:: Written instruction ::
Copy every record below exactly as written, but leave out the pictures.
======== Items
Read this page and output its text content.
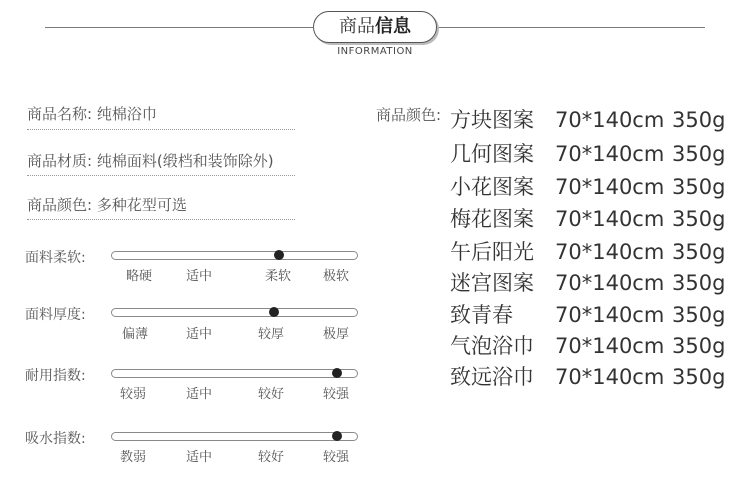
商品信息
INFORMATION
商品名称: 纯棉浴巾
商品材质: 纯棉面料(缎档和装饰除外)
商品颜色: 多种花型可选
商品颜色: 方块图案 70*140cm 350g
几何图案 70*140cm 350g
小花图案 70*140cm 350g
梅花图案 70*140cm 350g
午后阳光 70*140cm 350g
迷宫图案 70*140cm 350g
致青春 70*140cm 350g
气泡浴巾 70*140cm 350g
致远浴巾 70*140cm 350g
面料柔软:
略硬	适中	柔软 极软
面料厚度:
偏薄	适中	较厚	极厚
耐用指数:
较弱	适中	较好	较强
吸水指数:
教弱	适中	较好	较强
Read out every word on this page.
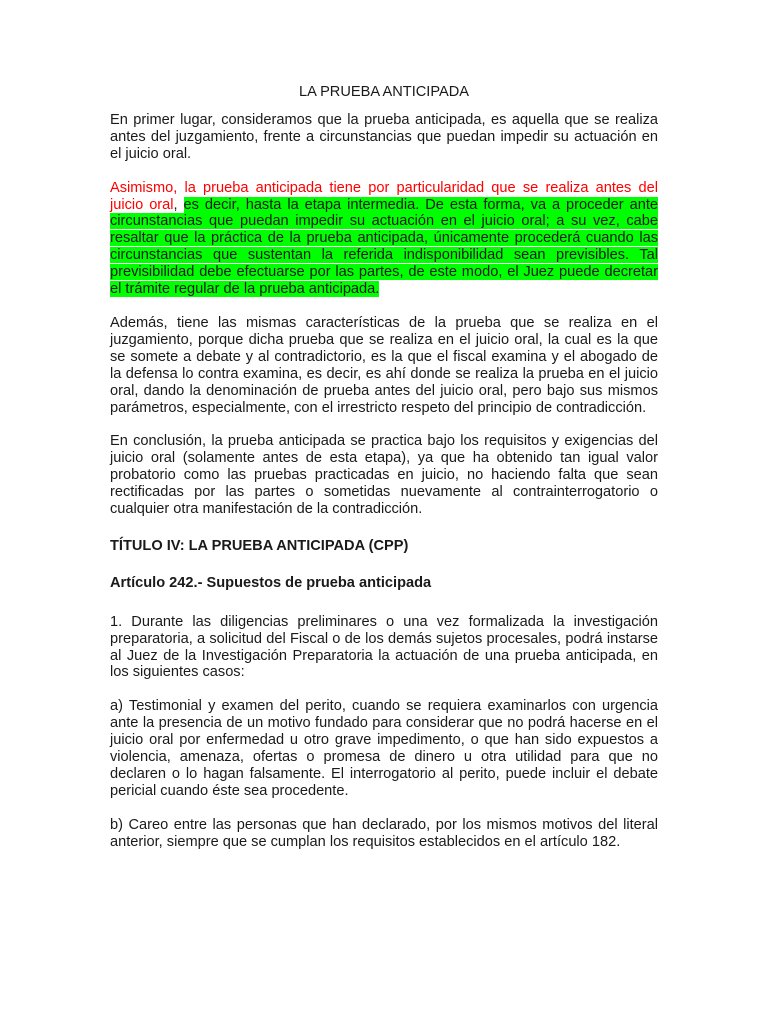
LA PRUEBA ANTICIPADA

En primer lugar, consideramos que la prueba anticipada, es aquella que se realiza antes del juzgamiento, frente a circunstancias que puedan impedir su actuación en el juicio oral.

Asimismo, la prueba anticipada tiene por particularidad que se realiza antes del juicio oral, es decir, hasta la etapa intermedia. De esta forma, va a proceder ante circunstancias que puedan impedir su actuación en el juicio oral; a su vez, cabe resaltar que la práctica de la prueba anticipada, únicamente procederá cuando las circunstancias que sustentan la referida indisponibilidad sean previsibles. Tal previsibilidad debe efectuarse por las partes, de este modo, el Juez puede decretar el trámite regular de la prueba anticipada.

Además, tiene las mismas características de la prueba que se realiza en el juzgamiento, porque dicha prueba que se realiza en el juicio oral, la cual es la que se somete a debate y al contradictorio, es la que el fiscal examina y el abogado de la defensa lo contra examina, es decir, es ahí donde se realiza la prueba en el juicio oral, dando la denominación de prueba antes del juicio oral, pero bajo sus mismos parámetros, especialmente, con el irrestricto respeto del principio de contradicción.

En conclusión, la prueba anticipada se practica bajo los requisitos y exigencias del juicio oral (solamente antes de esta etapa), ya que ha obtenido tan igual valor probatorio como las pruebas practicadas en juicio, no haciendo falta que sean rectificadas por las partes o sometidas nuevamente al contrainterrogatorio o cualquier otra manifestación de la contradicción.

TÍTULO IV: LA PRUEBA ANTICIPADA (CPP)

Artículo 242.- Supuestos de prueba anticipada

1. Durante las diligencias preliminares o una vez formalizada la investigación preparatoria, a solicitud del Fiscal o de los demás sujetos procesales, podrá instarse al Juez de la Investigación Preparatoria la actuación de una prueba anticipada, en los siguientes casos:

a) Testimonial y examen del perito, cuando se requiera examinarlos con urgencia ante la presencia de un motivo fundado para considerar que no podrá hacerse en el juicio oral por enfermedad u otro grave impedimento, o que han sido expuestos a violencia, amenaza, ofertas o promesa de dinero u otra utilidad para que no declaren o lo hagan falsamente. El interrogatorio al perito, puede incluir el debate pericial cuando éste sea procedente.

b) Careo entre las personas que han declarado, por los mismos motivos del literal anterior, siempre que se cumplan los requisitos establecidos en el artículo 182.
================
:: Task response ::
Read this page and output its text content.
商品信息
INFORMATION
商品名称: 纯棉浴巾
商品材质: 纯棉面料(缎档和装饰除外)
商品颜色: 多种花型可选
商品颜色: 方块图案 70*140cm 350g
几何图案 70*140cm 350g
小花图案 70*140cm 350g
梅花图案 70*140cm 350g
午后阳光 70*140cm 350g
迷宫图案 70*140cm 350g
致青春 70*140cm 350g
气泡浴巾 70*140cm 350g
致远浴巾 70*140cm 350g
面料柔软:
略硬	适中	柔软 极软
面料厚度:
偏薄	适中	较厚	极厚
耐用指数:
较弱	适中	较好	较强
吸水指数:
教弱	适中	较好	较强
Read out every word on this page.
LA PRUEBA ANTICIPADA

En primer lugar, consideramos que la prueba anticipada, es aquella que se realiza antes del juzgamiento, frente a circunstancias que puedan impedir su actuación en el juicio oral.

Asimismo, la prueba anticipada tiene por particularidad que se realiza antes del juicio oral, es decir, hasta la etapa intermedia. De esta forma, va a proceder ante circunstancias que puedan impedir su actuación en el juicio oral; a su vez, cabe resaltar que la práctica de la prueba anticipada, únicamente procederá cuando las circunstancias que sustentan la referida indisponibilidad sean previsibles. Tal previsibilidad debe efectuarse por las partes, de este modo, el Juez puede decretar el trámite regular de la prueba anticipada.

Además, tiene las mismas características de la prueba que se realiza en el juzgamiento, porque dicha prueba que se realiza en el juicio oral, la cual es la que se somete a debate y al contradictorio, es la que el fiscal examina y el abogado de la defensa lo contra examina, es decir, es ahí donde se realiza la prueba en el juicio oral, dando la denominación de prueba antes del juicio oral, pero bajo sus mismos parámetros, especialmente, con el irrestricto respeto del principio de contradicción.

En conclusión, la prueba anticipada se practica bajo los requisitos y exigencias del juicio oral (solamente antes de esta etapa), ya que ha obtenido tan igual valor probatorio como las pruebas practicadas en juicio, no haciendo falta que sean rectificadas por las partes o sometidas nuevamente al contrainterrogatorio o cualquier otra manifestación de la contradicción.

TÍTULO IV: LA PRUEBA ANTICIPADA (CPP)

Artículo 242.- Supuestos de prueba anticipada

1. Durante las diligencias preliminares o una vez formalizada la investigación preparatoria, a solicitud del Fiscal o de los demás sujetos procesales, podrá instarse al Juez de la Investigación Preparatoria la actuación de una prueba anticipada, en los siguientes casos:

a) Testimonial y examen del perito, cuando se requiera examinarlos con urgencia ante la presencia de un motivo fundado para considerar que no podrá hacerse en el juicio oral por enfermedad u otro grave impedimento, o que han sido expuestos a violencia, amenaza, ofertas o promesa de dinero u otra utilidad para que no declaren o lo hagan falsamente. El interrogatorio al perito, puede incluir el debate pericial cuando éste sea procedente.

b) Careo entre las personas que han declarado, por los mismos motivos del literal anterior, siempre que se cumplan los requisitos establecidos en el artículo 182.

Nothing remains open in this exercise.